Identify, in the records below, every line where the string "image" appears, and copy each such line.

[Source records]
========
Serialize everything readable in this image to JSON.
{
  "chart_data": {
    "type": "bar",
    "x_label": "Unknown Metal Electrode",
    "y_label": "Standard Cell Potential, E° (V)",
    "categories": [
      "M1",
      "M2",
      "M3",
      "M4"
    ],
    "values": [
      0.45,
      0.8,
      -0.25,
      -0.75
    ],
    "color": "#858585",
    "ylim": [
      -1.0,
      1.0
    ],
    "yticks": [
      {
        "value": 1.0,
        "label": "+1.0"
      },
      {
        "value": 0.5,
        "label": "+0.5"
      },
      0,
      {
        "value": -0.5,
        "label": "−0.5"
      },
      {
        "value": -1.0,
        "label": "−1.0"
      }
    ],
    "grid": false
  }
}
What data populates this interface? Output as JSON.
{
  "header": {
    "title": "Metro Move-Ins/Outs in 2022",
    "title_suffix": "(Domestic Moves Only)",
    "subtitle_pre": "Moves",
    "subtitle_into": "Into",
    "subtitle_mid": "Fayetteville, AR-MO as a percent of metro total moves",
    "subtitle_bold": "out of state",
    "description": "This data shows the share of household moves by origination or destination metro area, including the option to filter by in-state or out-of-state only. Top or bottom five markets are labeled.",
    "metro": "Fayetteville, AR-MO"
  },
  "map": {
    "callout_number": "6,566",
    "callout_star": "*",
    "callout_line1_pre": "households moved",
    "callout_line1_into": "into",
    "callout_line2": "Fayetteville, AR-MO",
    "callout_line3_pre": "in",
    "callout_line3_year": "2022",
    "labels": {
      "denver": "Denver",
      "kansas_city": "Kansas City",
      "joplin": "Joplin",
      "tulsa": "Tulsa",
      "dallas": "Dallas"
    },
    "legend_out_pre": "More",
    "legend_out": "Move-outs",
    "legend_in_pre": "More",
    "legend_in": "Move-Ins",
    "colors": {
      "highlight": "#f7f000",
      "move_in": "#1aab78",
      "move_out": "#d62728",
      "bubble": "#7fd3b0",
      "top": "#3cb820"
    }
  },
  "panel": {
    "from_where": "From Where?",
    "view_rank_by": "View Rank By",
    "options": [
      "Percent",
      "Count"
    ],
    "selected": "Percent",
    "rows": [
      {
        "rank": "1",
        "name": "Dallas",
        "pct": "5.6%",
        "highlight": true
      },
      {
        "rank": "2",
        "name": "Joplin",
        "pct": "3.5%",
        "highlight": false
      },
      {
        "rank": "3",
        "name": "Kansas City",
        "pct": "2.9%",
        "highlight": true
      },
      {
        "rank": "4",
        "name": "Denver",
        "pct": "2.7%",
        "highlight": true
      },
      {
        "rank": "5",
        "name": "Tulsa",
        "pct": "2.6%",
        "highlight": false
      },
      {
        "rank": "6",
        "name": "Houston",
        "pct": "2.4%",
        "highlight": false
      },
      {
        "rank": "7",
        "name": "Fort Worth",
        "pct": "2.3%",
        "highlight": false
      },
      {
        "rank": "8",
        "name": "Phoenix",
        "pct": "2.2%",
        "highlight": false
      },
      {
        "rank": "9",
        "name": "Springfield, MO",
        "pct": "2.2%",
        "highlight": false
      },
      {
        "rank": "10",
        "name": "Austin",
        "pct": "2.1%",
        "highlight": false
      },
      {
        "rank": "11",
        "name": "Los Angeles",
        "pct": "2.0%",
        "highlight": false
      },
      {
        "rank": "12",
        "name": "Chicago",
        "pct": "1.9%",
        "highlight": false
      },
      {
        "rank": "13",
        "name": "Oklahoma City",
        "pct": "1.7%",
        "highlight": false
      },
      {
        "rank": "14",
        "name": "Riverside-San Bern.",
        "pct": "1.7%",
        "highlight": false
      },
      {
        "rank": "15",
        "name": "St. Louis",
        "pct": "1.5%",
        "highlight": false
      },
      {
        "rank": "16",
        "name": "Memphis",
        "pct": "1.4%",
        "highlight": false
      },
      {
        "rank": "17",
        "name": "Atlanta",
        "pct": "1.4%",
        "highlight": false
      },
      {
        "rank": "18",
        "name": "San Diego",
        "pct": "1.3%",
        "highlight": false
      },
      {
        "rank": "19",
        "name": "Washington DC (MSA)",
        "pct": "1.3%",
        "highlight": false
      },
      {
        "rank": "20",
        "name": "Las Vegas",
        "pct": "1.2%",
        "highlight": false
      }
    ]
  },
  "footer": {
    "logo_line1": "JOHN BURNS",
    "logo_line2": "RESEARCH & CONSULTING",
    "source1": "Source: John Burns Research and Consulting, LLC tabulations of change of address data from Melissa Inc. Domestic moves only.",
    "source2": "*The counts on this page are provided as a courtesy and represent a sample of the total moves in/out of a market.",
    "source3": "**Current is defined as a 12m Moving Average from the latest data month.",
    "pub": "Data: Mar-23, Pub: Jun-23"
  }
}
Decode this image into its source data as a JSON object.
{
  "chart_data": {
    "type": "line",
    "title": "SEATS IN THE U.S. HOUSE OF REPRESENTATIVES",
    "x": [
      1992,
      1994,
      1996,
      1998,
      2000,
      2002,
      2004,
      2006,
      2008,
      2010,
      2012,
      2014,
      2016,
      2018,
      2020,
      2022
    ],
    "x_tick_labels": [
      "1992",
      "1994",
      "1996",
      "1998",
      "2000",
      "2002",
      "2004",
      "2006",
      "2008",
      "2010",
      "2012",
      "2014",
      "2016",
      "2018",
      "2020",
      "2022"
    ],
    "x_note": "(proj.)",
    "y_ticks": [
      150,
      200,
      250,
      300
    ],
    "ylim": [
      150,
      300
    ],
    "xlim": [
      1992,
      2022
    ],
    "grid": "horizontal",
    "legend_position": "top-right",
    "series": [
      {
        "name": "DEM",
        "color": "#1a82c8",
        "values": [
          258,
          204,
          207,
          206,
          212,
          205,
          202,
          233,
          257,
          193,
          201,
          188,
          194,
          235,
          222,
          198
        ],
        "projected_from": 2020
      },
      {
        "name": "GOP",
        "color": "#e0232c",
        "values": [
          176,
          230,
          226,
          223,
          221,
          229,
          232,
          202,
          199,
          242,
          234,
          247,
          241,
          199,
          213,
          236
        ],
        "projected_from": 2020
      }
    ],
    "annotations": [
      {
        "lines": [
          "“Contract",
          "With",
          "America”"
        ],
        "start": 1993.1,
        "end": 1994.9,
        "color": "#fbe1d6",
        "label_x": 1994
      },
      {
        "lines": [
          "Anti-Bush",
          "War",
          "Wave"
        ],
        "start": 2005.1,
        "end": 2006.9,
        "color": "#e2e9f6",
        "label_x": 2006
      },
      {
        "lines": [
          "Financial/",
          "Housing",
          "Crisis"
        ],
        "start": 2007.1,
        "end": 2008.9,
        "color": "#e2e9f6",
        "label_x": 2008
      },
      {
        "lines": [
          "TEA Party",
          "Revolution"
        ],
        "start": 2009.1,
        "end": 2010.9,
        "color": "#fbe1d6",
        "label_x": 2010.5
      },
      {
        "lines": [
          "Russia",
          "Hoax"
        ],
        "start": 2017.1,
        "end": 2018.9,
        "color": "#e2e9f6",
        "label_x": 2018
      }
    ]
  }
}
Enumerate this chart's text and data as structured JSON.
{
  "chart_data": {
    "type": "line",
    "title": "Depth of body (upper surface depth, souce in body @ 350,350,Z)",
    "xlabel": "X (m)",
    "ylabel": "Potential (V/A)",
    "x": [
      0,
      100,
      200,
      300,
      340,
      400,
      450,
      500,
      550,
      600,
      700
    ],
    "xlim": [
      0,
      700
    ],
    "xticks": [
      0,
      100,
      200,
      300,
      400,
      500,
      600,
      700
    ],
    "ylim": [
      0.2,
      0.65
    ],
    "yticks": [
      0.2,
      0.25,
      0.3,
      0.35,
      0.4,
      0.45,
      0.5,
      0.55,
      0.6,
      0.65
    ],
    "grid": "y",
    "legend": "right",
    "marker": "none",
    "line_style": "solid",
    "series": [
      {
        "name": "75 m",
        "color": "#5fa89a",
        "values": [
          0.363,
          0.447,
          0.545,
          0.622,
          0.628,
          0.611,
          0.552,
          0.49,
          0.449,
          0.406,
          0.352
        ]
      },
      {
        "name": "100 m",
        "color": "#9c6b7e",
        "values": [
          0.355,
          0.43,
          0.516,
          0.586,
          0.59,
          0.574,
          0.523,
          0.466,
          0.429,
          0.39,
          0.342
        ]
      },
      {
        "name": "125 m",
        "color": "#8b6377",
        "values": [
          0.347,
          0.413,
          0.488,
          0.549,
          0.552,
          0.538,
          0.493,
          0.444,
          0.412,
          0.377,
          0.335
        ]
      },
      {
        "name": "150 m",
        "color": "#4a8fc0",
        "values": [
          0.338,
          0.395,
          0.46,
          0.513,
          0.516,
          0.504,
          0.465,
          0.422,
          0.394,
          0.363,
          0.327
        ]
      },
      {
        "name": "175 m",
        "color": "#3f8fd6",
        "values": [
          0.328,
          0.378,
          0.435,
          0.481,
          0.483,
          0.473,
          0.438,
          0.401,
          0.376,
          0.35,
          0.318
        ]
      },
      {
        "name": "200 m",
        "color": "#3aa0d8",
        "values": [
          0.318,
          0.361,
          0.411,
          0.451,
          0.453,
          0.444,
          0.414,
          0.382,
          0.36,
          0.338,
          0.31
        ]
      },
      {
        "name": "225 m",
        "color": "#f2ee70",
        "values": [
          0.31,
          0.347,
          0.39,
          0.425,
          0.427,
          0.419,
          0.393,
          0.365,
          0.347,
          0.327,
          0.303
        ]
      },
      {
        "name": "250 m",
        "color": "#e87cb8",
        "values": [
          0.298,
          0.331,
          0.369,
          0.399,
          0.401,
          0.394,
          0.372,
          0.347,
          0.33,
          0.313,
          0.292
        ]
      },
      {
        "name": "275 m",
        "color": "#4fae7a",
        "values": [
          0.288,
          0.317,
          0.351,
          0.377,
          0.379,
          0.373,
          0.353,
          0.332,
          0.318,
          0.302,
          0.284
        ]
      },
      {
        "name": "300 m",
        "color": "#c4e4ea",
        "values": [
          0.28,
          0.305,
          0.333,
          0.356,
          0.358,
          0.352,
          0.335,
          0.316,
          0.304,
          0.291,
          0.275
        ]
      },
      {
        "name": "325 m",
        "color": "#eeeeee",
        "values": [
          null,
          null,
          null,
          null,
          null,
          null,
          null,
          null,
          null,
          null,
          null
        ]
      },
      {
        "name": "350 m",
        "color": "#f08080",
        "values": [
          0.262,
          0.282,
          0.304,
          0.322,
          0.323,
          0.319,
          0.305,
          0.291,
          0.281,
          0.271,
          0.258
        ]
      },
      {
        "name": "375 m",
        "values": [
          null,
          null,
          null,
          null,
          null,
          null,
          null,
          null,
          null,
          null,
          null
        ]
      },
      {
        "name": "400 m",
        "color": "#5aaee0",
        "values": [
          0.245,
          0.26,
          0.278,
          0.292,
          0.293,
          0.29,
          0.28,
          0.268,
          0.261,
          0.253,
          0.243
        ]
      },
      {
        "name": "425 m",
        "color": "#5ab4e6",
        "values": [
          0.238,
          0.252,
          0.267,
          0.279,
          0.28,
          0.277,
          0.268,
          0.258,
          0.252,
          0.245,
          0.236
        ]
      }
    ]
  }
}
========
FULL OUTPUT:
Serialize everything readable in this image to JSON.
Decode this image into its source data as a JSON object.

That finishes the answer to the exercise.